Figure collection entries

--- --- ---

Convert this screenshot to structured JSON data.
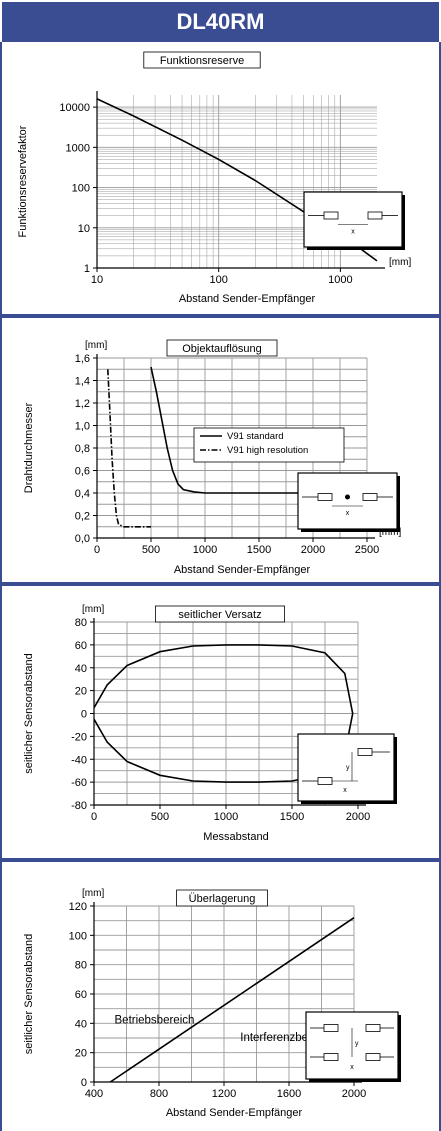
{
  "header": {
    "title": "DL40RM"
  },
  "colors": {
    "header_bg": "#3a4d92",
    "grid": "#9a9a9a",
    "line": "#000000"
  },
  "chart_data": [
    {
      "type": "line",
      "title": "Funktionsreserve",
      "xlabel": "Abstand Sender-Empfänger",
      "ylabel": "Funktionsreservefaktor",
      "x_unit": "[mm]",
      "y_unit": "",
      "xscale": "log",
      "yscale": "log",
      "xlim": [
        10,
        2000
      ],
      "ylim": [
        1,
        20000
      ],
      "xticks": [
        10,
        100,
        1000
      ],
      "xtick_labels": [
        "10",
        "100",
        "1000"
      ],
      "yticks": [
        1,
        10,
        100,
        1000,
        10000
      ],
      "ytick_labels": [
        "1",
        "10",
        "100",
        "1000",
        "10000"
      ],
      "grid": true,
      "series": [
        {
          "name": "",
          "style": "solid",
          "x": [
            10,
            20,
            50,
            100,
            200,
            500,
            1000,
            2000
          ],
          "y": [
            16000,
            6000,
            1500,
            500,
            150,
            25,
            7,
            1.5
          ]
        }
      ],
      "annotations": [],
      "inset": "sender-receiver-x"
    },
    {
      "type": "line",
      "title": "Objektauflösung",
      "xlabel": "Abstand Sender-Empfänger",
      "ylabel": "Drahtdurchmesser",
      "x_unit": "[mm]",
      "y_unit": "[mm]",
      "xscale": "linear",
      "yscale": "linear",
      "xlim": [
        0,
        2500
      ],
      "ylim": [
        0,
        1.6
      ],
      "xticks": [
        0,
        500,
        1000,
        1500,
        2000,
        2500
      ],
      "xtick_labels": [
        "0",
        "500",
        "1000",
        "1500",
        "2000",
        "2500"
      ],
      "yticks": [
        0,
        0.2,
        0.4,
        0.6,
        0.8,
        1.0,
        1.2,
        1.4,
        1.6
      ],
      "ytick_labels": [
        "0,0",
        "0,2",
        "0,4",
        "0,6",
        "0,8",
        "1,0",
        "1,2",
        "1,4",
        "1,6"
      ],
      "grid": true,
      "legend_position": "center-right",
      "series": [
        {
          "name": "V91 standard",
          "style": "solid",
          "x": [
            500,
            550,
            600,
            650,
            700,
            750,
            800,
            900,
            1000,
            1500,
            2000,
            2300
          ],
          "y": [
            1.52,
            1.3,
            1.05,
            0.8,
            0.6,
            0.48,
            0.43,
            0.41,
            0.4,
            0.4,
            0.4,
            0.4
          ]
        },
        {
          "name": "V91 high resolution",
          "style": "dashdot",
          "x": [
            100,
            120,
            140,
            160,
            180,
            200,
            250,
            300,
            400,
            500
          ],
          "y": [
            1.5,
            1.1,
            0.7,
            0.4,
            0.2,
            0.12,
            0.1,
            0.1,
            0.1,
            0.1
          ]
        }
      ],
      "annotations": [],
      "inset": "sender-receiver-dot-x"
    },
    {
      "type": "line",
      "title": "seitlicher Versatz",
      "xlabel": "Messabstand",
      "ylabel": "seitlicher Sensorabstand",
      "x_unit": "[mm]",
      "y_unit": "[mm]",
      "xscale": "linear",
      "yscale": "linear",
      "xlim": [
        0,
        2000
      ],
      "ylim": [
        -80,
        80
      ],
      "xticks": [
        0,
        500,
        1000,
        1500,
        2000
      ],
      "xtick_labels": [
        "0",
        "500",
        "1000",
        "1500",
        "2000"
      ],
      "yticks": [
        -80,
        -60,
        -40,
        -20,
        0,
        20,
        40,
        60,
        80
      ],
      "ytick_labels": [
        "-80",
        "-60",
        "-40",
        "-20",
        "0",
        "20",
        "40",
        "60",
        "80"
      ],
      "grid": true,
      "series": [
        {
          "name": "",
          "style": "solid",
          "x": [
            0,
            100,
            250,
            500,
            750,
            1000,
            1250,
            1500,
            1750,
            1900,
            1960,
            1960,
            1900,
            1750,
            1500,
            1250,
            1000,
            750,
            500,
            250,
            100,
            0
          ],
          "y": [
            5,
            25,
            42,
            54,
            59,
            60,
            60,
            59,
            53,
            35,
            0,
            0,
            -35,
            -53,
            -59,
            -60,
            -60,
            -59,
            -54,
            -42,
            -25,
            -5
          ]
        }
      ],
      "annotations": [],
      "inset": "sender-receiver-y-x"
    },
    {
      "type": "line",
      "title": "Überlagerung",
      "xlabel": "Abstand Sender-Empfänger",
      "ylabel": "seitlicher Sensorabstand",
      "x_unit": "[mm]",
      "y_unit": "[mm]",
      "xscale": "linear",
      "yscale": "linear",
      "xlim": [
        400,
        2000
      ],
      "ylim": [
        0,
        120
      ],
      "xticks": [
        400,
        800,
        1200,
        1600,
        2000
      ],
      "xtick_labels": [
        "400",
        "800",
        "1200",
        "1600",
        "2000"
      ],
      "yticks": [
        0,
        20,
        40,
        60,
        80,
        100,
        120
      ],
      "ytick_labels": [
        "0",
        "20",
        "40",
        "60",
        "80",
        "100",
        "120"
      ],
      "grid": true,
      "series": [
        {
          "name": "",
          "style": "solid",
          "x": [
            500,
            2000
          ],
          "y": [
            0,
            112
          ]
        }
      ],
      "annotations": [
        {
          "text": "Betriebsbereich",
          "x": 440,
          "y": 40
        },
        {
          "text": "Interferenzbereich",
          "x": 1300,
          "y": 28
        }
      ],
      "inset": "two-pairs-y-x"
    }
  ]
}
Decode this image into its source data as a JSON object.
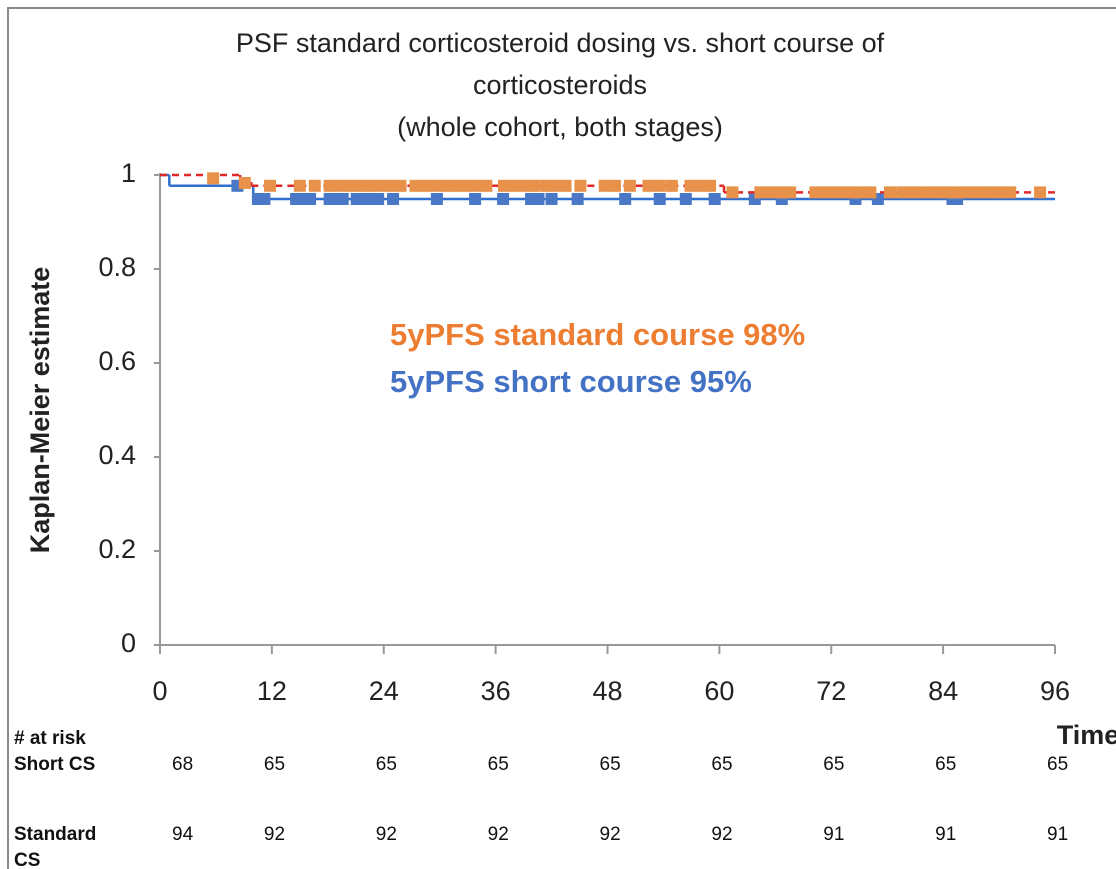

--- --- ---

Aim
Tally the lines above that contain the word "ylabel", and reply with only the number.

Answer to the task
4